• Instructions for the task
Read the records below and copy each line that contains "JSONL".

--- Start Given records ---

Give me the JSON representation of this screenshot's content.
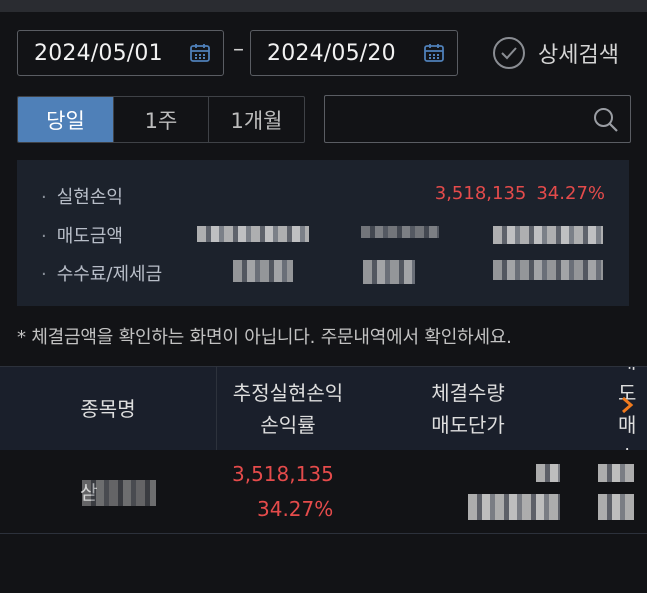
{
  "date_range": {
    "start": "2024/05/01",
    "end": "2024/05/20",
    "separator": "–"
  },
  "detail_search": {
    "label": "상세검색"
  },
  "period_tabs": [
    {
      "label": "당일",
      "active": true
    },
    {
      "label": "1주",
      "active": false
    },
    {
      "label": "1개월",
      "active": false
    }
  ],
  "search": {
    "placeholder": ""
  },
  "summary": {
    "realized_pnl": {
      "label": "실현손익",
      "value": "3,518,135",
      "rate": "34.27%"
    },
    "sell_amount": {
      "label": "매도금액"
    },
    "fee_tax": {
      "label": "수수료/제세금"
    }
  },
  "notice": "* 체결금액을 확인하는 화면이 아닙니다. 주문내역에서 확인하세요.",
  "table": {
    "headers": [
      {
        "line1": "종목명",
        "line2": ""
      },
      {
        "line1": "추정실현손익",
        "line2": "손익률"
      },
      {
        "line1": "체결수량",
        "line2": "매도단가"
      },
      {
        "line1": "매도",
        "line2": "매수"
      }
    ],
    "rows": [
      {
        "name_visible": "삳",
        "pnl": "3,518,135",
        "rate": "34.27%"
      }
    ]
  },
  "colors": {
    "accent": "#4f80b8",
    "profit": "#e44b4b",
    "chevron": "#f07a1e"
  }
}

--- End Given records ---
--- Start Given records ---

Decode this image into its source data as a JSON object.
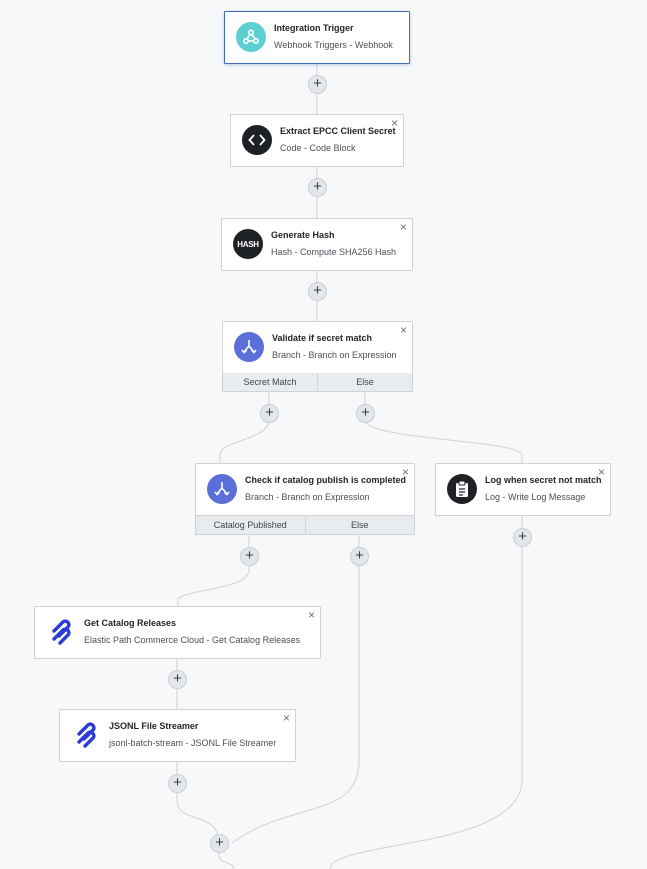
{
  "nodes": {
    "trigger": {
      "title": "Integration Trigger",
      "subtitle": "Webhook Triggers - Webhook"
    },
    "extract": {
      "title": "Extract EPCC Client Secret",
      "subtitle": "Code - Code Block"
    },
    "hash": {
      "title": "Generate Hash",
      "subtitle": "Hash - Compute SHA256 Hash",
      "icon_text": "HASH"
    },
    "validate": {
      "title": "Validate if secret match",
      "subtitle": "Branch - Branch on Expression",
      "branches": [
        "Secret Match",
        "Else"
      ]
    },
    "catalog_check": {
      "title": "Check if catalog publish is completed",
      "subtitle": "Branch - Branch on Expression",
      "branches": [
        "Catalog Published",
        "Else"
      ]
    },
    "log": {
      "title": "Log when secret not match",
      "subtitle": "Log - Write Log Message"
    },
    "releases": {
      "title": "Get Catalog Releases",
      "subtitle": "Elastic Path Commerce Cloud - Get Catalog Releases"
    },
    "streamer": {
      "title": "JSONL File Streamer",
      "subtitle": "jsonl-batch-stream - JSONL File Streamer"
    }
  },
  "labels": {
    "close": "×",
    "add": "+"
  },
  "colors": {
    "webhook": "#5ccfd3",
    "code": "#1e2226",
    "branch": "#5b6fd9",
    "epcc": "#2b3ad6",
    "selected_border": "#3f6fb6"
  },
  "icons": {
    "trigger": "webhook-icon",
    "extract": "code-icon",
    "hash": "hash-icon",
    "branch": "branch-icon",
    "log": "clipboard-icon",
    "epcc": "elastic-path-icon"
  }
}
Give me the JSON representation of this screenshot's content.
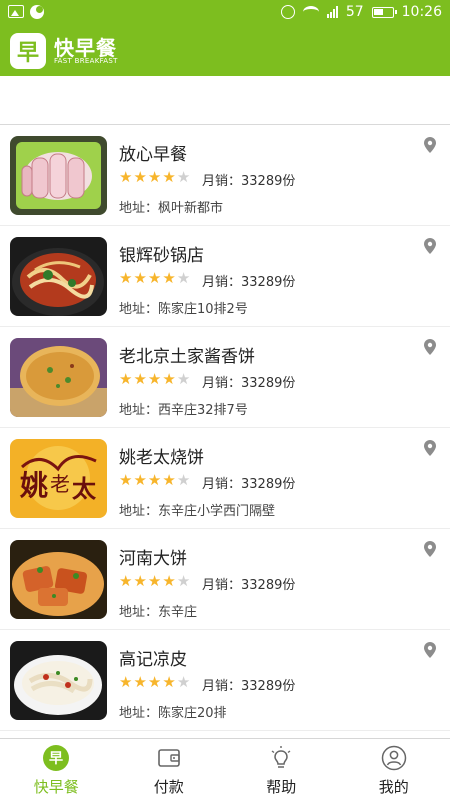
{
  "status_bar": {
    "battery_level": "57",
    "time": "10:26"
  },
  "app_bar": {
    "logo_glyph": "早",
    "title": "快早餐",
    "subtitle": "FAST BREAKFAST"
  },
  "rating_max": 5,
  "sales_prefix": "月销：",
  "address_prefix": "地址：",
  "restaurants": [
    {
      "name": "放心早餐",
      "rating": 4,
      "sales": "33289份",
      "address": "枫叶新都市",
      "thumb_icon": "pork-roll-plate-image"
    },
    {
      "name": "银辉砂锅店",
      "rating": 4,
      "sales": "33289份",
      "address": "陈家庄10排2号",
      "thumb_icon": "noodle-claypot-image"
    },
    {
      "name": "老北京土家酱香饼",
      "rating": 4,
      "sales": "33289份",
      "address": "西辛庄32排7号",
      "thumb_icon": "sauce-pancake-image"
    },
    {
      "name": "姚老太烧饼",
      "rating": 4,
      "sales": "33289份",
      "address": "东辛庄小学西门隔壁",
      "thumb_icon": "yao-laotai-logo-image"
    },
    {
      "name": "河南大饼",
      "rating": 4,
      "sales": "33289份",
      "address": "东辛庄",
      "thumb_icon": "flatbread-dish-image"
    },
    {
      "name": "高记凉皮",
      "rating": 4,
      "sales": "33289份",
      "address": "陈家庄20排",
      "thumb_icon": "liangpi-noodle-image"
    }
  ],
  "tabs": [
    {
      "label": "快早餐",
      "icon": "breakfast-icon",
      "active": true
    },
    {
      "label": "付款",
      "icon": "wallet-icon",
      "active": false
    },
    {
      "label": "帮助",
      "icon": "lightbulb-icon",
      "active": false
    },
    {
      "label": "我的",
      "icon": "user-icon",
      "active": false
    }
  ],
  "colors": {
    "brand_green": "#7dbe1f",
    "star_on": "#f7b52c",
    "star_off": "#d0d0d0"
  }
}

--- End Given records ---

• Response
      "title": "JSONL File Streamer",
      "subtitle": "jsonl-batch-stream - JSONL File Streamer"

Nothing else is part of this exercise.